Report every line below that contains the string "Activity". Case counts.

__Task data__.
-- BEGIN --

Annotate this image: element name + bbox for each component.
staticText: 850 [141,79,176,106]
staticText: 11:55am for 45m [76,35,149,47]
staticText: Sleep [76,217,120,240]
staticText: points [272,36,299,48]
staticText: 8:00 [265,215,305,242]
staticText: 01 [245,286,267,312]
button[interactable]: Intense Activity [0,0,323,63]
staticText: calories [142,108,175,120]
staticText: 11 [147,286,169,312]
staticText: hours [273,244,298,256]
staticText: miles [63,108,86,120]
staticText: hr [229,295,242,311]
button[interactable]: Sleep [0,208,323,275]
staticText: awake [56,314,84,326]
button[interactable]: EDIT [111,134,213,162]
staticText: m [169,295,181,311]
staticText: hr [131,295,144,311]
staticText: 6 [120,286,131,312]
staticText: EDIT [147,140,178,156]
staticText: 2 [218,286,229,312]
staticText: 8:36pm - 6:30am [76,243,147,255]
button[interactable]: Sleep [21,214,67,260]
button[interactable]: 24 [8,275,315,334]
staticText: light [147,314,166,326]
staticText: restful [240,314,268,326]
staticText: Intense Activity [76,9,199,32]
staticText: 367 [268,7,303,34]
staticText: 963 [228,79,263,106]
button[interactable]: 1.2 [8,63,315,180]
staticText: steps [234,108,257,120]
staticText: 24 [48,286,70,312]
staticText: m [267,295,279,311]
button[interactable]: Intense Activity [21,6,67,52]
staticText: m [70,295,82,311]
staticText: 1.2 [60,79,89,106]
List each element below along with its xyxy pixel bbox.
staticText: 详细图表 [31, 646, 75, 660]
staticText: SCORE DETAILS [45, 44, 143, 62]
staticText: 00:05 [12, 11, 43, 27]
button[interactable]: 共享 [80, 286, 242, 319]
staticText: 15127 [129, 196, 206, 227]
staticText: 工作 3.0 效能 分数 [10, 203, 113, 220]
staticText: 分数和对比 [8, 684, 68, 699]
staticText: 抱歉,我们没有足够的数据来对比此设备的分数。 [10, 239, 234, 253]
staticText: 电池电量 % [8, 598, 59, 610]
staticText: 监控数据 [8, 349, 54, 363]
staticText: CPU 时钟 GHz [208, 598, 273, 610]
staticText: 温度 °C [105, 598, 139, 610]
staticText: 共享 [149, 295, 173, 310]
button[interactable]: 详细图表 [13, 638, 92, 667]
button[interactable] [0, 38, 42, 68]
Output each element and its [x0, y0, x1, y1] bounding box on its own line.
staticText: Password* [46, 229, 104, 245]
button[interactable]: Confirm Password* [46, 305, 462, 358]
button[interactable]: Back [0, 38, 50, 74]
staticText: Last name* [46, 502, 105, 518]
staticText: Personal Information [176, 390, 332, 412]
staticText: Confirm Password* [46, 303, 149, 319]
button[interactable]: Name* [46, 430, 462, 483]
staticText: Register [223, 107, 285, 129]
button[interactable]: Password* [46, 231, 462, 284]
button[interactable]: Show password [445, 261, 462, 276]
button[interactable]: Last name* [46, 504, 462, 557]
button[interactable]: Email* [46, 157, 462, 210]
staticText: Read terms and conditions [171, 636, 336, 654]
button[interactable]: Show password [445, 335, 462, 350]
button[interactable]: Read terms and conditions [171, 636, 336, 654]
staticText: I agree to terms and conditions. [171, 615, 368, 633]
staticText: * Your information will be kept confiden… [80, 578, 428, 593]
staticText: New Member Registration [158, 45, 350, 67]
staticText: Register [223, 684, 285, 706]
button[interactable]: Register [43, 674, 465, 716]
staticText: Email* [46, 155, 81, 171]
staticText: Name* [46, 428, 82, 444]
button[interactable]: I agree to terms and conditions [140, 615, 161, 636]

-- END --

__Worked answer__.
button[interactable]: Intense Activity [0,0,323,63]
staticText: Intense Activity [76,9,199,32]
button[interactable]: Intense Activity [21,6,67,52]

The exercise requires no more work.